--- EXTRACTED RECORDS ---
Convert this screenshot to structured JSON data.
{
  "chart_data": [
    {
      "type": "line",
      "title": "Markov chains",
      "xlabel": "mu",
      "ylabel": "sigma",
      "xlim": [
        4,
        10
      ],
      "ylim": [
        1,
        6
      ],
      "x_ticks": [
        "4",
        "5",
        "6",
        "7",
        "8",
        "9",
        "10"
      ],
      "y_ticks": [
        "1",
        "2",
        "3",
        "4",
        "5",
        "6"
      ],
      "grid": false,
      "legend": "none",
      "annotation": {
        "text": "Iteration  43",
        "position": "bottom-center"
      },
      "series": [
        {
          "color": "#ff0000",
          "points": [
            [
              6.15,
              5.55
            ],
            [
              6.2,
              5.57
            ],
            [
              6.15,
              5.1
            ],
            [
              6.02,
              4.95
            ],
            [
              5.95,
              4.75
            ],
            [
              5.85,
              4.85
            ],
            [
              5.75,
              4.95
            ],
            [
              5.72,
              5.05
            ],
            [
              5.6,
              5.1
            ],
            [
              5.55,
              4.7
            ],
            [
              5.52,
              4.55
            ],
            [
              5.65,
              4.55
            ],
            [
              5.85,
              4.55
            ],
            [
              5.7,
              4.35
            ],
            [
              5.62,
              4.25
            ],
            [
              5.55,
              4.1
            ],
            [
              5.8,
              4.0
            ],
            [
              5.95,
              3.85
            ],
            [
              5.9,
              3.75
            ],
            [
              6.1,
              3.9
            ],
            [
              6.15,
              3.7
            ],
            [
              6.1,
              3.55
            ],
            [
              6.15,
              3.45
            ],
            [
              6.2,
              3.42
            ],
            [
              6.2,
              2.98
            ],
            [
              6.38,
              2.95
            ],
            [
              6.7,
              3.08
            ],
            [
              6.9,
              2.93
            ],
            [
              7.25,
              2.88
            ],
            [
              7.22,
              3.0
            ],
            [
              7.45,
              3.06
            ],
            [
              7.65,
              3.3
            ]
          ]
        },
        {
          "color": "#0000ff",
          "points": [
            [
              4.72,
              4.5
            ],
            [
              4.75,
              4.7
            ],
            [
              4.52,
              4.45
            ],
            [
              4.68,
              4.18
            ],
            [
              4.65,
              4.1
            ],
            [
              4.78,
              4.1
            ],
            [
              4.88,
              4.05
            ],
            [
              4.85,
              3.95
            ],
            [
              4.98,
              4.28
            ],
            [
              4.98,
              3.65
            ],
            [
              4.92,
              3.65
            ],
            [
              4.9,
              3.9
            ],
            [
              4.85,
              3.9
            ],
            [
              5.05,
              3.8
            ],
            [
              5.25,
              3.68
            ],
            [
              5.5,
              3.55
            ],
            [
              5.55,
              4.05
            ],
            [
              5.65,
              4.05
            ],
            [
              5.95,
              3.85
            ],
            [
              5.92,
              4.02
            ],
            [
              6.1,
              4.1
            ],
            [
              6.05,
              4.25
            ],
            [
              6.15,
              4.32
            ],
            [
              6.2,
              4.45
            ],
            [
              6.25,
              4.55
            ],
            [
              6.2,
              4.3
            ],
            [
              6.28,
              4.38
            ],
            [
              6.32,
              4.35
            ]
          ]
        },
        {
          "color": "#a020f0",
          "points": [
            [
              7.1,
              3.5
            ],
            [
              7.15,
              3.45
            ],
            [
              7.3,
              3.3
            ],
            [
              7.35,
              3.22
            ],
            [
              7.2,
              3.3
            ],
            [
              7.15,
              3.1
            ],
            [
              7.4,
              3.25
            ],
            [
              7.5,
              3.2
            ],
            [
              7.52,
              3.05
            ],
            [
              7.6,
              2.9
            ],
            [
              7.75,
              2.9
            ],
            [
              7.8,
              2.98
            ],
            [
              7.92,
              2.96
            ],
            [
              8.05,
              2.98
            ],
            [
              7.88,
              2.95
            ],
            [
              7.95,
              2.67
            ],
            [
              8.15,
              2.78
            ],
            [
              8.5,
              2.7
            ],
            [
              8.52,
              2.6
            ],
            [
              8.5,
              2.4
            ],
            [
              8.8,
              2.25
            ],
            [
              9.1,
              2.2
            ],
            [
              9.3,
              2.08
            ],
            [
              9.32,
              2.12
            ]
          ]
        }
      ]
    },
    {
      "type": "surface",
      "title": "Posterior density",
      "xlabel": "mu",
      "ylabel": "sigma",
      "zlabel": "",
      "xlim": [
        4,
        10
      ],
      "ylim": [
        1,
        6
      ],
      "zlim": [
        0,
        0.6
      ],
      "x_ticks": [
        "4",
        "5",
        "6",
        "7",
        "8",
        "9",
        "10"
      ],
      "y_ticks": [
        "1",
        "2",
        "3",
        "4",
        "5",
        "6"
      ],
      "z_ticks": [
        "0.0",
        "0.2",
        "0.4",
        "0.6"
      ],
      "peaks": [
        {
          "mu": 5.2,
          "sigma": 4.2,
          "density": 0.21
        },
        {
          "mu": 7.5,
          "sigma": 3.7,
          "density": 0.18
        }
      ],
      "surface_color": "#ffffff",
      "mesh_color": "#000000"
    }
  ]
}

--- AIM ---
Every line of the records above needs to be given again exactly.

--- EXERCISE RESULT ---
Convert this screenshot to structured JSON data.
{
  "chart_data": [
    {
      "type": "line",
      "title": "Markov chains",
      "xlabel": "mu",
      "ylabel": "sigma",
      "xlim": [
        4,
        10
      ],
      "ylim": [
        1,
        6
      ],
      "x_ticks": [
        "4",
        "5",
        "6",
        "7",
        "8",
        "9",
        "10"
      ],
      "y_ticks": [
        "1",
        "2",
        "3",
        "4",
        "5",
        "6"
      ],
      "grid": false,
      "legend": "none",
      "annotation": {
        "text": "Iteration  43",
        "position": "bottom-center"
      },
      "series": [
        {
          "color": "#ff0000",
          "points": [
            [
              6.15,
              5.55
            ],
            [
              6.2,
              5.57
            ],
            [
              6.15,
              5.1
            ],
            [
              6.02,
              4.95
            ],
            [
              5.95,
              4.75
            ],
            [
              5.85,
              4.85
            ],
            [
              5.75,
              4.95
            ],
            [
              5.72,
              5.05
            ],
            [
              5.6,
              5.1
            ],
            [
              5.55,
              4.7
            ],
            [
              5.52,
              4.55
            ],
            [
              5.65,
              4.55
            ],
            [
              5.85,
              4.55
            ],
            [
              5.7,
              4.35
            ],
            [
              5.62,
              4.25
            ],
            [
              5.55,
              4.1
            ],
            [
              5.8,
              4.0
            ],
            [
              5.95,
              3.85
            ],
            [
              5.9,
              3.75
            ],
            [
              6.1,
              3.9
            ],
            [
              6.15,
              3.7
            ],
            [
              6.1,
              3.55
            ],
            [
              6.15,
              3.45
            ],
            [
              6.2,
              3.42
            ],
            [
              6.2,
              2.98
            ],
            [
              6.38,
              2.95
            ],
            [
              6.7,
              3.08
            ],
            [
              6.9,
              2.93
            ],
            [
              7.25,
              2.88
            ],
            [
              7.22,
              3.0
            ],
            [
              7.45,
              3.06
            ],
            [
              7.65,
              3.3
            ]
          ]
        },
        {
          "color": "#0000ff",
          "points": [
            [
              4.72,
              4.5
            ],
            [
              4.75,
              4.7
            ],
            [
              4.52,
              4.45
            ],
            [
              4.68,
              4.18
            ],
            [
              4.65,
              4.1
            ],
            [
              4.78,
              4.1
            ],
            [
              4.88,
              4.05
            ],
            [
              4.85,
              3.95
            ],
            [
              4.98,
              4.28
            ],
            [
              4.98,
              3.65
            ],
            [
              4.92,
              3.65
            ],
            [
              4.9,
              3.9
            ],
            [
              4.85,
              3.9
            ],
            [
              5.05,
              3.8
            ],
            [
              5.25,
              3.68
            ],
            [
              5.5,
              3.55
            ],
            [
              5.55,
              4.05
            ],
            [
              5.65,
              4.05
            ],
            [
              5.95,
              3.85
            ],
            [
              5.92,
              4.02
            ],
            [
              6.1,
              4.1
            ],
            [
              6.05,
              4.25
            ],
            [
              6.15,
              4.32
            ],
            [
              6.2,
              4.45
            ],
            [
              6.25,
              4.55
            ],
            [
              6.2,
              4.3
            ],
            [
              6.28,
              4.38
            ],
            [
              6.32,
              4.35
            ]
          ]
        },
        {
          "color": "#a020f0",
          "points": [
            [
              7.1,
              3.5
            ],
            [
              7.15,
              3.45
            ],
            [
              7.3,
              3.3
            ],
            [
              7.35,
              3.22
            ],
            [
              7.2,
              3.3
            ],
            [
              7.15,
              3.1
            ],
            [
              7.4,
              3.25
            ],
            [
              7.5,
              3.2
            ],
            [
              7.52,
              3.05
            ],
            [
              7.6,
              2.9
            ],
            [
              7.75,
              2.9
            ],
            [
              7.8,
              2.98
            ],
            [
              7.92,
              2.96
            ],
            [
              8.05,
              2.98
            ],
            [
              7.88,
              2.95
            ],
            [
              7.95,
              2.67
            ],
            [
              8.15,
              2.78
            ],
            [
              8.5,
              2.7
            ],
            [
              8.52,
              2.6
            ],
            [
              8.5,
              2.4
            ],
            [
              8.8,
              2.25
            ],
            [
              9.1,
              2.2
            ],
            [
              9.3,
              2.08
            ],
            [
              9.32,
              2.12
            ]
          ]
        }
      ]
    },
    {
      "type": "surface",
      "title": "Posterior density",
      "xlabel": "mu",
      "ylabel": "sigma",
      "zlabel": "",
      "xlim": [
        4,
        10
      ],
      "ylim": [
        1,
        6
      ],
      "zlim": [
        0,
        0.6
      ],
      "x_ticks": [
        "4",
        "5",
        "6",
        "7",
        "8",
        "9",
        "10"
      ],
      "y_ticks": [
        "1",
        "2",
        "3",
        "4",
        "5",
        "6"
      ],
      "z_ticks": [
        "0.0",
        "0.2",
        "0.4",
        "0.6"
      ],
      "peaks": [
        {
          "mu": 5.2,
          "sigma": 4.2,
          "density": 0.21
        },
        {
          "mu": 7.5,
          "sigma": 3.7,
          "density": 0.18
        }
      ],
      "surface_color": "#ffffff",
      "mesh_color": "#000000"
    }
  ]
}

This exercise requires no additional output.